## BEGIN EXERCISE INPUT
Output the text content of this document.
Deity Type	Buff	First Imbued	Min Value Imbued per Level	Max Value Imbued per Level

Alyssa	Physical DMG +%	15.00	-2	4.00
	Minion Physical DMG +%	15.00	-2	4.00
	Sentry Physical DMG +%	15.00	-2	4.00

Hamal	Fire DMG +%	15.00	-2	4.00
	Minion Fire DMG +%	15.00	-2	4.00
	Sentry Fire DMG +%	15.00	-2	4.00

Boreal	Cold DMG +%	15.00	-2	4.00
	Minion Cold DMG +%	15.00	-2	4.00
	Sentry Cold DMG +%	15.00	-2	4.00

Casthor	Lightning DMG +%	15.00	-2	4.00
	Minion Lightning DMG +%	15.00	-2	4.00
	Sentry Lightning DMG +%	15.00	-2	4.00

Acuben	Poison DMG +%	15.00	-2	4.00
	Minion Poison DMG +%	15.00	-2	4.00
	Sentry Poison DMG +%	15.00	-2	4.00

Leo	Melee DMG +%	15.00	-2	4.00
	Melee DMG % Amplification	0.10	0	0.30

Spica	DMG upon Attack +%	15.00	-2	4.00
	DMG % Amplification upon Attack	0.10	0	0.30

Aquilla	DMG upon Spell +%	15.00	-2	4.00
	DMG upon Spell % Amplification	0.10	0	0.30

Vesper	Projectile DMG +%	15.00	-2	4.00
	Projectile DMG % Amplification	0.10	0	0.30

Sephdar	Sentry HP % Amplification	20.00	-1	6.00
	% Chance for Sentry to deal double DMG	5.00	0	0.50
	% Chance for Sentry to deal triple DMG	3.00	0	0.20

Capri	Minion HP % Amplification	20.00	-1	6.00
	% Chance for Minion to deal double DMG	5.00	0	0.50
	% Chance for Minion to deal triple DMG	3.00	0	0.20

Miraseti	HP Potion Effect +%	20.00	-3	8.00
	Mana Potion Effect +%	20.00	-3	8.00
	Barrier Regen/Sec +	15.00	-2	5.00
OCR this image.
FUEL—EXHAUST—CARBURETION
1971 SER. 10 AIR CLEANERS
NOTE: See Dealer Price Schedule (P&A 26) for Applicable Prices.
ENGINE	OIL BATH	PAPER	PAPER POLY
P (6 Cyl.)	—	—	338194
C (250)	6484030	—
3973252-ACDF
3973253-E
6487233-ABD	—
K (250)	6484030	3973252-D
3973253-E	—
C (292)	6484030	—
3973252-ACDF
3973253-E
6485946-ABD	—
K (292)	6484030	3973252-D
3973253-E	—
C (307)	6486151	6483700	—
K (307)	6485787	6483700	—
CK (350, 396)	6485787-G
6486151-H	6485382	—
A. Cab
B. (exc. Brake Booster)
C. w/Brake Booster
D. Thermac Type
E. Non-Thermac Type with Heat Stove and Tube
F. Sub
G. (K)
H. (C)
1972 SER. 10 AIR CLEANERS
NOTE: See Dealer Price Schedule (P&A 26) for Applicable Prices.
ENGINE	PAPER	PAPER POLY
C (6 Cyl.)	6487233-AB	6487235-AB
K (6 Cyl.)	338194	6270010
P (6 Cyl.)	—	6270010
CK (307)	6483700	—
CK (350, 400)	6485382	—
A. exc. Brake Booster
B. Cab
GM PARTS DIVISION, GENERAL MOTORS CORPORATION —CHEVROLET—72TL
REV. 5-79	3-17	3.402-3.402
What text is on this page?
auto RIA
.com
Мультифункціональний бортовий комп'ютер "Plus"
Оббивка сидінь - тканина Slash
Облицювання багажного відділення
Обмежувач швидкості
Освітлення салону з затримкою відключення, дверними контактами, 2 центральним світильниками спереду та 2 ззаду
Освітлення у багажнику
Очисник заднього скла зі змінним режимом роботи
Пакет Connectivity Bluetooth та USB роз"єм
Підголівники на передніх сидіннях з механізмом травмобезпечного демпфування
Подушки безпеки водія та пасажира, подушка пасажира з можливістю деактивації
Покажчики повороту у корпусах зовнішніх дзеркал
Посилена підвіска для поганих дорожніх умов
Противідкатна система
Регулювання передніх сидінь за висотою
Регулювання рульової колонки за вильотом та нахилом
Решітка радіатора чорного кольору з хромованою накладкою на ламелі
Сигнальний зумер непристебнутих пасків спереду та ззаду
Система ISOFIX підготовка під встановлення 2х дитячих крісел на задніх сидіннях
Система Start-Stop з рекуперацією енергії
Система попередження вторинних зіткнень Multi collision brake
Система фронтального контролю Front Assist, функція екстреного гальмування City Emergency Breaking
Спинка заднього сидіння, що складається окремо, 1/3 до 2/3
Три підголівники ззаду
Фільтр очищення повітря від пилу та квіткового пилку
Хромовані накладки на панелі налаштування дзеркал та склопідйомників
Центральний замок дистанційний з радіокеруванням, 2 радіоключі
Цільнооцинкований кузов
## END EXERCISE INPUT
#### [DIRECTIONS FOR THIS TASK]
Using the material above, gather every line that includes "PAPER".

#### [EXERCISE OUTPUT]
ENGINE	OIL BATH	PAPER	PAPER POLY
ENGINE	PAPER	PAPER POLY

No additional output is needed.